Output exactly, and only, the stretch of lines beginning at the line with "What data populates" and ending at the last line of the listing below. Drop the pictures.

-------- Records provided

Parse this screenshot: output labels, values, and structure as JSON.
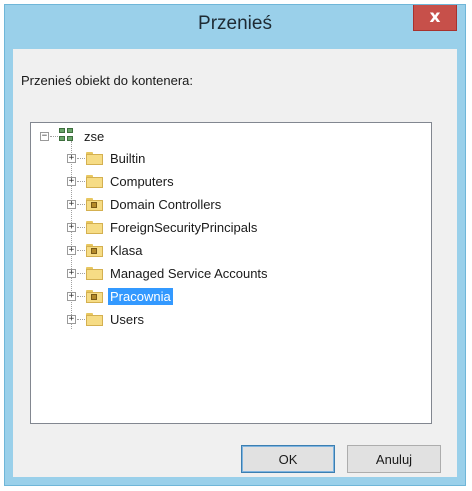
{
  "window": {
    "title": "Przenieś",
    "close_glyph": "x"
  },
  "prompt": "Przenieś obiekt do kontenera:",
  "tree": {
    "root": {
      "label": "zse",
      "icon": "domain-icon",
      "expander": "−"
    },
    "items": [
      {
        "label": "Builtin",
        "icon": "folder-icon",
        "expander": "+",
        "selected": false
      },
      {
        "label": "Computers",
        "icon": "folder-icon",
        "expander": "+",
        "selected": false
      },
      {
        "label": "Domain Controllers",
        "icon": "ou-folder-icon",
        "expander": "+",
        "selected": false
      },
      {
        "label": "ForeignSecurityPrincipals",
        "icon": "folder-icon",
        "expander": "+",
        "selected": false
      },
      {
        "label": "Klasa",
        "icon": "ou-folder-icon",
        "expander": "+",
        "selected": false
      },
      {
        "label": "Managed Service Accounts",
        "icon": "folder-icon",
        "expander": "+",
        "selected": false
      },
      {
        "label": "Pracownia",
        "icon": "ou-folder-icon",
        "expander": "+",
        "selected": true
      },
      {
        "label": "Users",
        "icon": "folder-icon",
        "expander": "+",
        "selected": false
      }
    ]
  },
  "buttons": {
    "ok": "OK",
    "cancel": "Anuluj"
  },
  "colors": {
    "frame": "#9ad0ea",
    "close": "#c7504a",
    "selection": "#3399ff"
  }
}
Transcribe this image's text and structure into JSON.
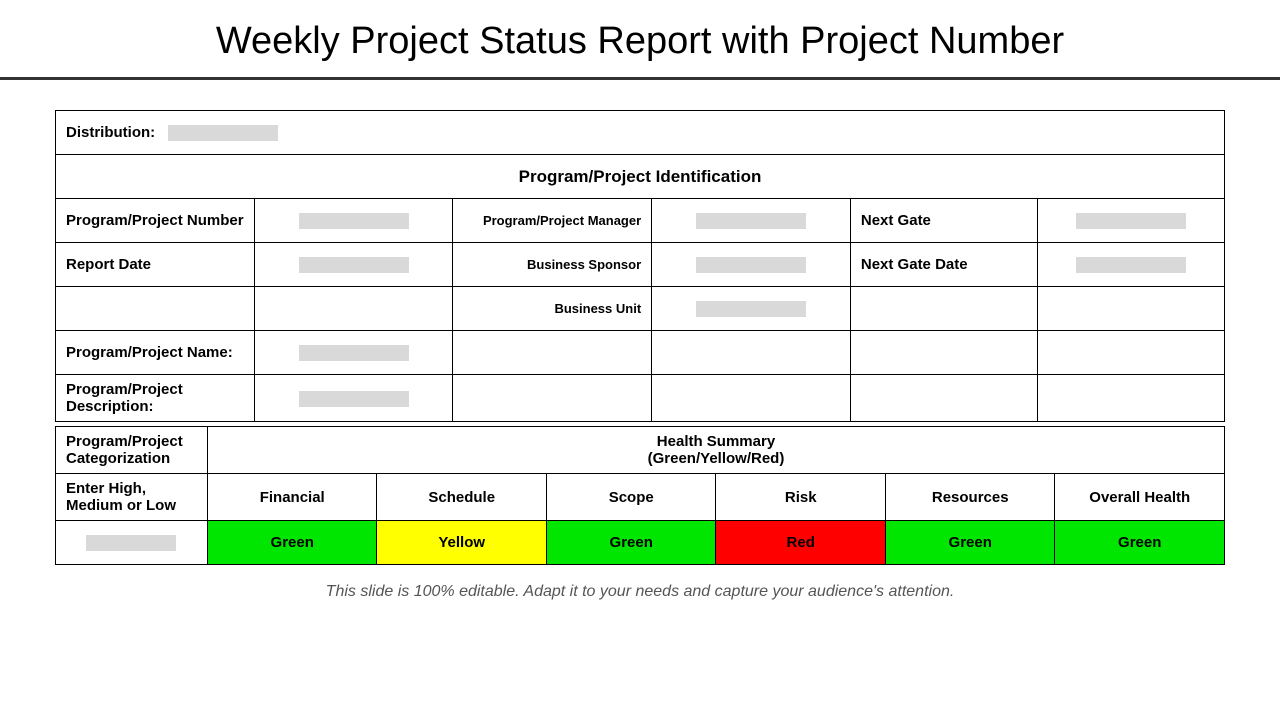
{
  "title": "Weekly Project Status Report with Project Number",
  "distribution_label": "Distribution:",
  "identification_header": "Program/Project Identification",
  "id_rows": {
    "r1": {
      "c1": "Program/Project Number",
      "c3": "Program/Project Manager",
      "c5": "Next Gate"
    },
    "r2": {
      "c1": "Report Date",
      "c3": "Business Sponsor",
      "c5": "Next Gate Date"
    },
    "r3": {
      "c1": "",
      "c3": "Business Unit",
      "c5": ""
    },
    "r4": {
      "c1": "Program/Project Name:"
    },
    "r5": {
      "c1": "Program/Project Description:"
    }
  },
  "health": {
    "categorization_label": "Program/Project Categorization",
    "summary_header_line1": "Health Summary",
    "summary_header_line2": "(Green/Yellow/Red)",
    "enter_label": "Enter High, Medium or Low",
    "columns": [
      "Financial",
      "Schedule",
      "Scope",
      "Risk",
      "Resources",
      "Overall Health"
    ],
    "values": [
      {
        "text": "Green",
        "color": "green"
      },
      {
        "text": "Yellow",
        "color": "yellow"
      },
      {
        "text": "Green",
        "color": "green"
      },
      {
        "text": "Red",
        "color": "red"
      },
      {
        "text": "Green",
        "color": "green"
      },
      {
        "text": "Green",
        "color": "green"
      }
    ]
  },
  "footnote": "This slide is 100% editable. Adapt it to your needs and capture your audience's attention."
}
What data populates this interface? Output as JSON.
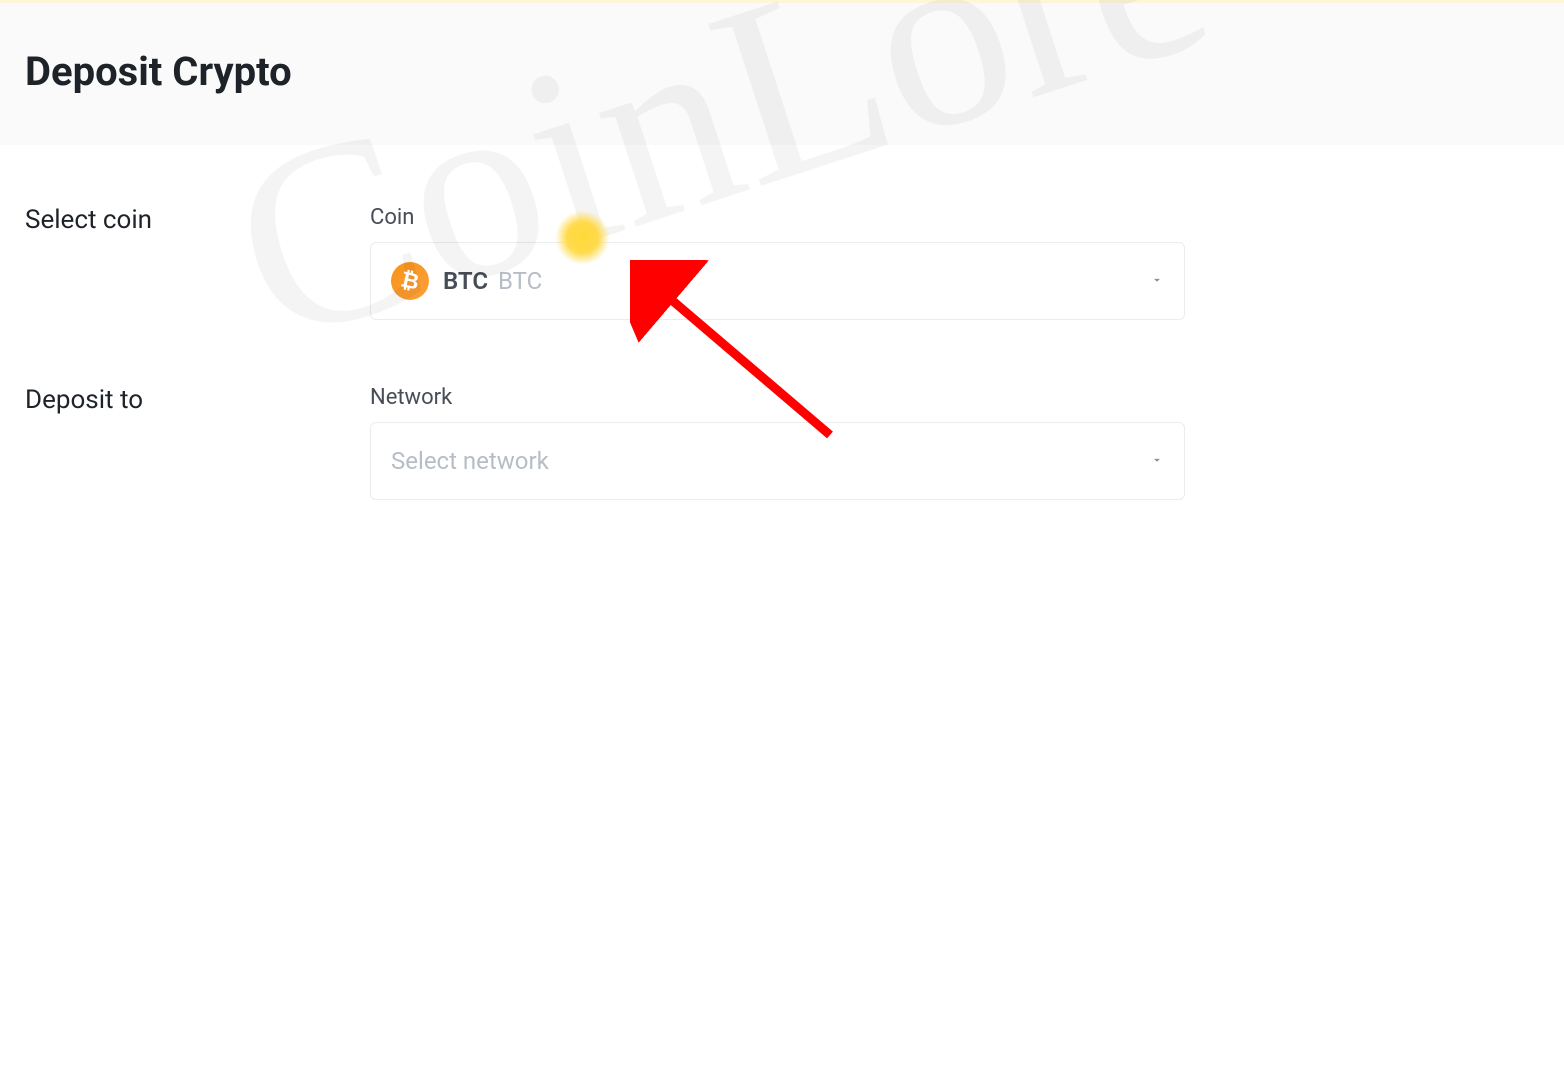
{
  "header": {
    "title": "Deposit Crypto"
  },
  "form": {
    "selectCoin": {
      "label": "Select coin",
      "fieldLabel": "Coin",
      "selected": {
        "icon": "bitcoin-icon",
        "ticker": "BTC",
        "name": "BTC"
      }
    },
    "depositTo": {
      "label": "Deposit to",
      "fieldLabel": "Network",
      "placeholder": "Select network"
    }
  },
  "watermark": "CoinLore"
}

----------------

Answer to the task:
What data populates this interface? Output as JSON.
{
  "header": {
    "title": "Deposit Crypto"
  },
  "form": {
    "selectCoin": {
      "label": "Select coin",
      "fieldLabel": "Coin",
      "selected": {
        "icon": "bitcoin-icon",
        "ticker": "BTC",
        "name": "BTC"
      }
    },
    "depositTo": {
      "label": "Deposit to",
      "fieldLabel": "Network",
      "placeholder": "Select network"
    }
  },
  "watermark": "CoinLore"
}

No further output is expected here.